→ **BRIEF**: Gather up the lines that contain "Eiserne".

################

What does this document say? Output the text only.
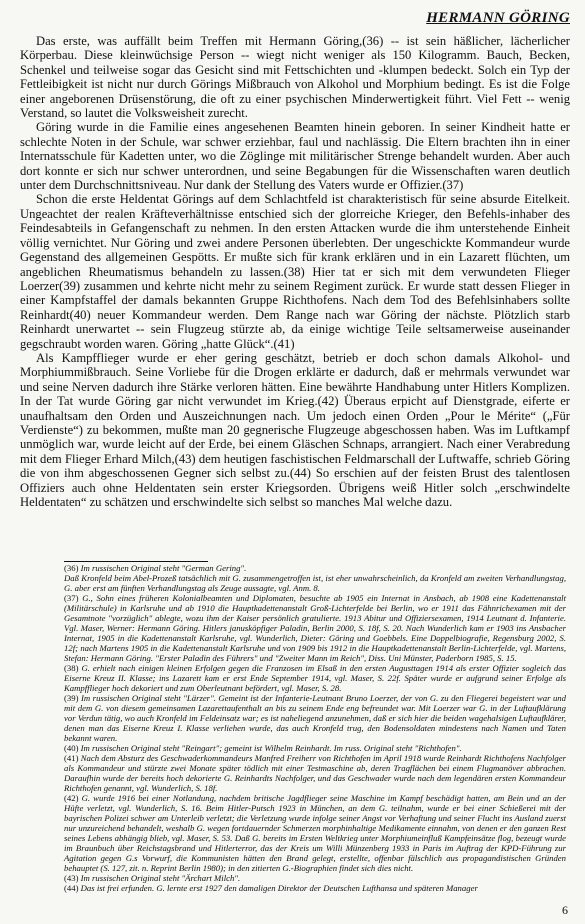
HERMANN GÖRING

Das erste, was auffällt beim Treffen mit Hermann Göring,(36) -- ist sein häßlicher, lächerlicher Körperbau. Diese kleinwüchsige Person -- wiegt nicht weniger als 150 Kilogramm. Bauch, Becken, Schenkel und teilweise sogar das Gesicht sind mit Fettschichten und -klumpen bedeckt. Solch ein Typ der Fettleibigkeit ist nicht nur durch Görings Mißbrauch von Alkohol und Morphium bedingt. Es ist die Folge einer angeborenen Drüsenstörung, die oft zu einer psychischen Minderwertigkeit führt. Viel Fett -- wenig Verstand, so lautet die Volksweisheit zurecht.

Göring wurde in die Familie eines angesehenen Beamten hinein geboren. In seiner Kindheit hatte er schlechte Noten in der Schule, war schwer erziehbar, faul und nachlässig. Die Eltern brachten ihn in einer Internatsschule für Kadetten unter, wo die Zöglinge mit militärischer Strenge behandelt wurden. Aber auch dort konnte er sich nur schwer unterordnen, und seine Begabungen für die Wissenschaften waren deutlich unter dem Durchschnittsniveau. Nur dank der Stellung des Vaters wurde er Offizier.(37)

Schon die erste Heldentat Görings auf dem Schlachtfeld ist charakteristisch für seine absurde Eitelkeit. Ungeachtet der realen Kräfteverhältnisse entschied sich der glorreiche Krieger, den Befehls-inhaber des Feindesabteils in Gefangenschaft zu nehmen. In den ersten Attacken wurde die ihm unterstehende Einheit völlig vernichtet. Nur Göring und zwei andere Personen überlebten. Der ungeschickte Kommandeur wurde Gegenstand des allgemeinen Gespötts. Er mußte sich für krank erklären und in ein Lazarett flüchten, um angeblichen Rheumatismus behandeln zu lassen.(38) Hier tat er sich mit dem verwundeten Flieger Loerzer(39) zusammen und kehrte nicht mehr zu seinem Regiment zurück. Er wurde statt dessen Flieger in einer Kampfstaffel der damals bekannten Gruppe Richthofens. Nach dem Tod des Befehlsinhabers sollte Reinhardt(40) neuer Kommandeur werden. Dem Range nach war Göring der nächste. Plötzlich starb Reinhardt unerwartet -- sein Flugzeug stürzte ab, da einige wichtige Teile seltsamerweise auseinander gegschraubt worden waren. Göring „hatte Glück“.(41)

Als Kampfflieger wurde er eher gering geschätzt, betrieb er doch schon damals Alkohol- und Morphiummißbrauch. Seine Vorliebe für die Drogen erklärte er dadurch, daß er mehrmals verwundet war und seine Nerven dadurch ihre Stärke verloren hätten. Eine bewährte Handhabung unter Hitlers Komplizen. In der Tat wurde Göring gar nicht verwundet im Krieg.(42) Überaus erpicht auf Dienstgrade, eiferte er unaufhaltsam den Orden und Auszeichnungen nach. Um jedoch einen Orden „Pour le Mérite“ („Für Verdienste“) zu bekommen, mußte man 20 gegnerische Flugzeuge abgeschossen haben. Was im Luftkampf unmöglich war, wurde leicht auf der Erde, bei einem Gläschen Schnaps, arrangiert. Nach einer Verabredung mit dem Flieger Erhard Milch,(43) dem heutigen faschistischen Feldmarschall der Luftwaffe, schrieb Göring die von ihm abgeschossenen Gegner sich selbst zu.(44) So erschien auf der feisten Brust des talentlosen Offiziers auch ohne Heldentaten sein erster Kriegsorden. Übrigens weiß Hitler solch „erschwindelte Heldentaten“ zu schätzen und erschwindelte sich selbst so manches Mal welche dazu.

(36) Im russischen Original steht "German Gering".

Daß Kronfeld beim Abel-Prozeß tatsächlich mit G. zusammengetroffen ist, ist eher unwahrscheinlich, da Kronfeld am zweiten Verhandlungstag, G. aber erst am fünften Verhandlungstag als Zeuge aussagte, vgl. Anm. 8.

(37) G., Sohn eines früheren Kolonialbeamten und Diplomaten, besuchte ab 1905 ein Internat in Ansbach, ab 1908 eine Kadettenanstalt (Militärschule) in Karlsruhe und ab 1910 die Hauptkadettenanstalt Groß-Lichterfelde bei Berlin, wo er 1911 das Fähnrichexamen mit der Gesamtnote "vorzüglich" ablegte, wozu ihm der Kaiser persönlich gratulierte. 1913 Abitur und Offiziersexamen, 1914 Leutnant d. Infanterie. Vgl. Maser, Werner: Hermann Göring. Hitlers janusköpfiger Paladin, Berlin 2000, S. 18f, S. 20. Nach Wunderlich kam er 1903 ins Ansbacher Internat, 1905 in die Kadettenanstalt Karlsruhe, vgl. Wunderlich, Dieter: Göring und Goebbels. Eine Doppelbiografie, Regensburg 2002, S. 12f; nach Martens 1905 in die Kadettenanstalt Karlsruhe und von 1909 bis 1912 in die Hauptkadettenanstalt Berlin-Lichterfelde, vgl. Martens, Stefan: Hermann Göring. "Erster Paladin des Führers" und "Zweiter Mann im Reich", Diss. Uni Münster, Paderborn 1985, S. 15.

(38) G. erhielt nach einigen kleinen Erfolgen gegen die Franzosen im Elsaß in den ersten Augusttagen 1914 als erster Offizier sogleich das Eiserne Kreuz II. Klasse; ins Lazarett kam er erst Ende September 1914, vgl. Maser, S. 22f. Später wurde er aufgrund seiner Erfolge als Kampfflieger hoch dekoriert und zum Oberleutnant befördert, vgl. Maser, S. 28.

(39) Im russischen Original steht "Lärzer". Gemeint ist der Infanterie-Leutnant Bruno Loerzer, der von G. zu den Fliegerei begeistert war und mit dem G. von diesem gemeinsamen Lazarettaufenthalt an bis zu seinem Ende eng befreundet war. Mit Loerzer war G. in der Luftaufklärung vor Verdun tätig, wo auch Kronfeld im Feldeinsatz war; es ist naheliegend anzunehmen, daß er sich hier die beiden wagehalsigen Luftaufklärer, denen man das Eiserne Kreuz I. Klasse verliehen wurde, das auch Kronfeld trug, den Bodensoldaten mindestens nach Namen und Taten bekannt waren.

(40) Im russischen Original steht "Reingart"; gemeint ist Wilhelm Reinhardt. Im russ. Original steht "Richthofen".

(41) Nach dem Absturz des Geschwaderkommandeurs Manfred Freiherr von Richthofen im April 1918 wurde Reinhardt Richthofens Nachfolger als Kommandeur und stürzte zwei Monate später tödlich mit einer Testmaschine ab, deren Tragflächen bei einem Flugmanöver abbrachen. Daraufhin wurde der bereits hoch dekorierte G. Reinhardts Nachfolger, und das Geschwader wurde nach dem legendären ersten Kommandeur Richthofen genannt, vgl. Wunderlich, S. 18f.

(42) G. wurde 1916 bei einer Notlandung, nachdem britische Jagdflieger seine Maschine im Kampf beschädigt hatten, am Bein und an der Hüfte verletzt, vgl. Wunderlich, S. 16. Beim Hitler-Putsch 1923 in München, an dem G. teilnahm, wurde er bei einer Schießerei mit der bayrischen Polizei schwer am Unterleib verletzt; die Verletzung wurde infolge seiner Angst vor Verhaftung und seiner Flucht ins Ausland zuerst nur unzureichend behandelt, weshalb G. wegen fortdauernder Schmerzen morphinhaltige Medikamente einnahm, von denen er den ganzen Rest seines Lebens abhängig blieb, vgl. Maser, S. 53. Daß G. bereits im Ersten Weltkrieg unter Morphiumeinfluß Kampfeinsätze flog, bezeugt wurde im Braunbuch über Reichstagsbrand und Hitlerterror, das der Kreis um Willi Münzenberg 1933 in Paris im Auftrag der KPD-Führung zur Agitation gegen G.s Vorwurf, die Kommunisten hätten den Brand gelegt, erstellte, offenbar fälschlich aus propagandistischen Gründen behauptet (S. 127, zit. n. Reprint Berlin 1980); in den zitierten G.-Biographien findet sich dies nicht.

(43) Im russischen Original steht "Ärchart Milch".

(44) Das ist frei erfunden. G. lernte erst 1927 den damaligen Direktor der Deutschen Lufthansa und späteren Manager

6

################

→ **RESPONSE**:
(38) G. erhielt nach einigen kleinen Erfolgen gegen die Franzosen im Elsaß in den ersten Augusttagen 1914 als erster Offizier sogleich das Eiserne Kreuz II. Klasse; ins Lazarett kam er erst Ende September 1914, vgl. Maser, S. 22f. Später wurde er aufgrund seiner Erfolge als Kampfflieger hoch dekoriert und zum Oberleutnant befördert, vgl. Maser, S. 28.
(39) Im russischen Original steht "Lärzer". Gemeint ist der Infanterie-Leutnant Bruno Loerzer, der von G. zu den Fliegerei begeistert war und mit dem G. von diesem gemeinsamen Lazarettaufenthalt an bis zu seinem Ende eng befreundet war. Mit Loerzer war G. in der Luftaufklärung vor Verdun tätig, wo auch Kronfeld im Feldeinsatz war; es ist naheliegend anzunehmen, daß er sich hier die beiden wagehalsigen Luftaufklärer, denen man das Eiserne Kreuz I. Klasse verliehen wurde, das auch Kronfeld trug, den Bodensoldaten mindestens nach Namen und Taten bekannt waren.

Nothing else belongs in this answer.